- _Directions_
Gather, from the data below, each line in which the word "visible" occurs.

— BEGIN Data for processing —

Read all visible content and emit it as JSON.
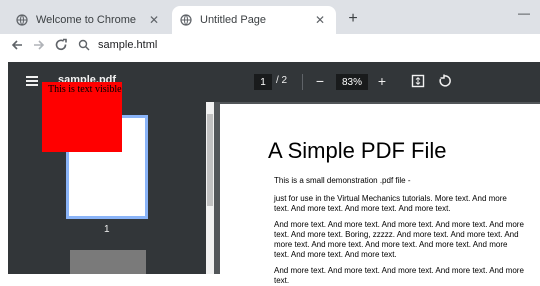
{
  "browser": {
    "tabs": [
      {
        "label": "Welcome to Chrome",
        "active": false
      },
      {
        "label": "Untitled Page",
        "active": true
      }
    ],
    "address": "sample.html"
  },
  "pdf_viewer": {
    "doc_title": "sample.pdf",
    "page_current": "1",
    "page_total": "/ 2",
    "zoom": "83%",
    "thumbnail_page_label": "1",
    "overlay_text": "This is text visible"
  },
  "document": {
    "title": "A Simple PDF File",
    "paragraphs": [
      "This is a small demonstration .pdf file -",
      "just for use in the Virtual Mechanics tutorials. More text. And more text. And more text. And more text. And more text.",
      "And more text. And more text. And more text. And more text. And more text. And more text. Boring, zzzzz. And more text. And more text. And more text. And more text. And more text. And more text. And more text. And more text. And more text.",
      "And more text. And more text. And more text. And more text. And more text."
    ]
  },
  "colors": {
    "overlay_red": "#ff0000",
    "viewer_dark": "#323639",
    "selected_thumb": "#8ab4f8"
  }
}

— END Data for processing —

- _Correct response_
Read all visible content and emit it as JSON.
    "overlay_text": "This is text visible"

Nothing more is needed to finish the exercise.